• [Directions] Copy exactly the last part of the entries, starting from the line with "Extract all readable text from this page." and including the final line.

• [Records supplied]
.....

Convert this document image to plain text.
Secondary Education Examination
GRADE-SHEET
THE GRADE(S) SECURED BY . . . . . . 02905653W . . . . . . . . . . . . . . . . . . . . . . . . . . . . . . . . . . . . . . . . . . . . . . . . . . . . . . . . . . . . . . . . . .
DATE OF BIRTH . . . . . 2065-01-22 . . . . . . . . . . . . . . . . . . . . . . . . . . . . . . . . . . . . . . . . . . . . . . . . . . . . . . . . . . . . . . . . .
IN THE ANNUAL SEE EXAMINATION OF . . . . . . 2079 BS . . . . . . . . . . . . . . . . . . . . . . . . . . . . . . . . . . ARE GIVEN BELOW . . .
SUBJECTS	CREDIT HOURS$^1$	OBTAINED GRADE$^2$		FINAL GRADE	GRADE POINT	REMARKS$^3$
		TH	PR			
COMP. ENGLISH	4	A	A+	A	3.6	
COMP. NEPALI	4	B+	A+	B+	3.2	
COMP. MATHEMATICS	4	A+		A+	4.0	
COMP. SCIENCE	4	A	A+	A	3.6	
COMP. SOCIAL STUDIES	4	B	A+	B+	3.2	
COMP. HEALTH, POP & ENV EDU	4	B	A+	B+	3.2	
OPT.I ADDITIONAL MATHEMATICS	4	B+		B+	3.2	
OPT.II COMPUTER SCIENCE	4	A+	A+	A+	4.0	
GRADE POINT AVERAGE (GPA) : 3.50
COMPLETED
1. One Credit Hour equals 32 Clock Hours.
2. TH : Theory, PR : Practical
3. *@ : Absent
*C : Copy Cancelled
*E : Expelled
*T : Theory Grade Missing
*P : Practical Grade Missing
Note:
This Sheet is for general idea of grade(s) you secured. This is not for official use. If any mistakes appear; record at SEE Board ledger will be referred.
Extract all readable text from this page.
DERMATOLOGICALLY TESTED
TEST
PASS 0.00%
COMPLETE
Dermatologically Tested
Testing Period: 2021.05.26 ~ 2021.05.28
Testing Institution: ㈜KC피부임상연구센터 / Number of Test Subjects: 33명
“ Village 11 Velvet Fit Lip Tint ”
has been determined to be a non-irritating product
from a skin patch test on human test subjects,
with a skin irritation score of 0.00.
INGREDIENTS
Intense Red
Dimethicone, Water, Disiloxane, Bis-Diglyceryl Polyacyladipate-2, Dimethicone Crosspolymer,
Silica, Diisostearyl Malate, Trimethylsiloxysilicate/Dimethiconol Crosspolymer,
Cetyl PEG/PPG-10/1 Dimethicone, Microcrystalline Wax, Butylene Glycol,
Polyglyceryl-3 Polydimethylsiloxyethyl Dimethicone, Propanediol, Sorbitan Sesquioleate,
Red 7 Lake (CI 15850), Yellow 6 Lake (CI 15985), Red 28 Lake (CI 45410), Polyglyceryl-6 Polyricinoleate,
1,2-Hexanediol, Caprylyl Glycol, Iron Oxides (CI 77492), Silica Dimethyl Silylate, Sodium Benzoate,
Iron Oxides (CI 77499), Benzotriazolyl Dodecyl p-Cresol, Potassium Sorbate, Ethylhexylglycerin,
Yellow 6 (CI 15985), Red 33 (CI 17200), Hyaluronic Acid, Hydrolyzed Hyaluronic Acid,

.....

• [Solution for this exercise]
Extract all readable text from this page.
DERMATOLOGICALLY TESTED
TEST
PASS 0.00%
COMPLETE
Dermatologically Tested
Testing Period: 2021.05.26 ~ 2021.05.28
Testing Institution: ㈜KC피부임상연구센터 / Number of Test Subjects: 33명
“ Village 11 Velvet Fit Lip Tint ”
has been determined to be a non-irritating product
from a skin patch test on human test subjects,
with a skin irritation score of 0.00.
INGREDIENTS
Intense Red
Dimethicone, Water, Disiloxane, Bis-Diglyceryl Polyacyladipate-2, Dimethicone Crosspolymer,
Silica, Diisostearyl Malate, Trimethylsiloxysilicate/Dimethiconol Crosspolymer,
Cetyl PEG/PPG-10/1 Dimethicone, Microcrystalline Wax, Butylene Glycol,
Polyglyceryl-3 Polydimethylsiloxyethyl Dimethicone, Propanediol, Sorbitan Sesquioleate,
Red 7 Lake (CI 15850), Yellow 6 Lake (CI 15985), Red 28 Lake (CI 45410), Polyglyceryl-6 Polyricinoleate,
1,2-Hexanediol, Caprylyl Glycol, Iron Oxides (CI 77492), Silica Dimethyl Silylate, Sodium Benzoate,
Iron Oxides (CI 77499), Benzotriazolyl Dodecyl p-Cresol, Potassium Sorbate, Ethylhexylglycerin,
Yellow 6 (CI 15985), Red 33 (CI 17200), Hyaluronic Acid, Hydrolyzed Hyaluronic Acid,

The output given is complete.